▸ WHAT IS NEEDED
What is the count of lines below that include "JSON"? Reply with nothing else.

▸ DATA UNDER STUDY
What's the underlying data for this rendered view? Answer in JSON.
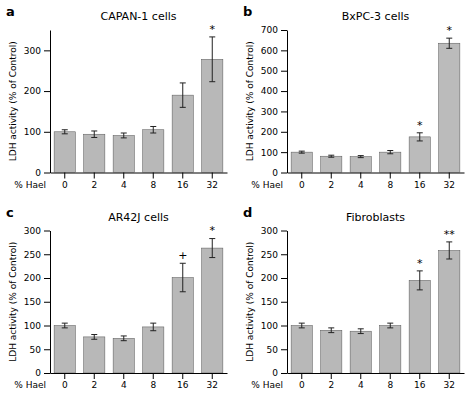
{
  "chart_data": [
    {
      "type": "bar",
      "panel_label": "a",
      "title": "CAPAN-1 cells",
      "categories": [
        "0",
        "2",
        "4",
        "8",
        "16",
        "32"
      ],
      "values": [
        100,
        94,
        91,
        105,
        190,
        278
      ],
      "errors": [
        5,
        8,
        6,
        8,
        30,
        55
      ],
      "color": "#b8b8b8",
      "ylim": [
        0,
        350
      ],
      "yticks": [
        0,
        100,
        200,
        300
      ],
      "xlabel": "% Hael",
      "ylabel": "LDH activity (% of Control)",
      "annotations": [
        {
          "category": "32",
          "text": "*"
        }
      ],
      "grid": false
    },
    {
      "type": "bar",
      "panel_label": "b",
      "title": "BxPC-3 cells",
      "categories": [
        "0",
        "2",
        "4",
        "8",
        "16",
        "32"
      ],
      "values": [
        100,
        80,
        78,
        100,
        175,
        635
      ],
      "errors": [
        5,
        5,
        5,
        8,
        20,
        25
      ],
      "color": "#bbbbbb",
      "ylim": [
        0,
        700
      ],
      "yticks": [
        0,
        100,
        200,
        300,
        400,
        500,
        600,
        700
      ],
      "xlabel": "% Hael",
      "ylabel": "LDH activity (% of Control)",
      "annotations": [
        {
          "category": "16",
          "text": "*"
        },
        {
          "category": "32",
          "text": "*"
        }
      ],
      "grid": false
    },
    {
      "type": "bar",
      "panel_label": "c",
      "title": "AR42J cells",
      "categories": [
        "0",
        "2",
        "4",
        "8",
        "16",
        "32"
      ],
      "values": [
        100,
        76,
        73,
        97,
        201,
        263
      ],
      "errors": [
        5,
        5,
        5,
        8,
        30,
        20
      ],
      "color": "#b8b8b8",
      "ylim": [
        0,
        300
      ],
      "yticks": [
        0,
        50,
        100,
        150,
        200,
        250,
        300
      ],
      "xlabel": "% Hael",
      "ylabel": "LDH activity (% of Control)",
      "annotations": [
        {
          "category": "16",
          "text": "+"
        },
        {
          "category": "32",
          "text": "*"
        }
      ],
      "grid": false
    },
    {
      "type": "bar",
      "panel_label": "d",
      "title": "Fibroblasts",
      "categories": [
        "0",
        "2",
        "4",
        "8",
        "16",
        "32"
      ],
      "values": [
        100,
        90,
        88,
        100,
        195,
        258
      ],
      "errors": [
        5,
        5,
        5,
        5,
        20,
        18
      ],
      "color": "#b8b8b8",
      "ylim": [
        0,
        300
      ],
      "yticks": [
        0,
        50,
        100,
        150,
        200,
        250,
        300
      ],
      "xlabel": "% Hael",
      "ylabel": "LDH activity (% of Control)",
      "annotations": [
        {
          "category": "16",
          "text": "*"
        },
        {
          "category": "32",
          "text": "**"
        }
      ],
      "grid": false
    }
  ]
}
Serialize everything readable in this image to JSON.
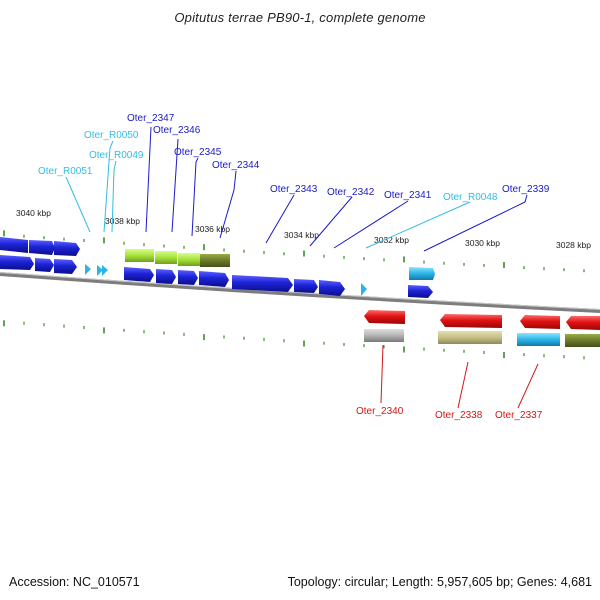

▸ RESPONSE FOR THIS EXERCISE
2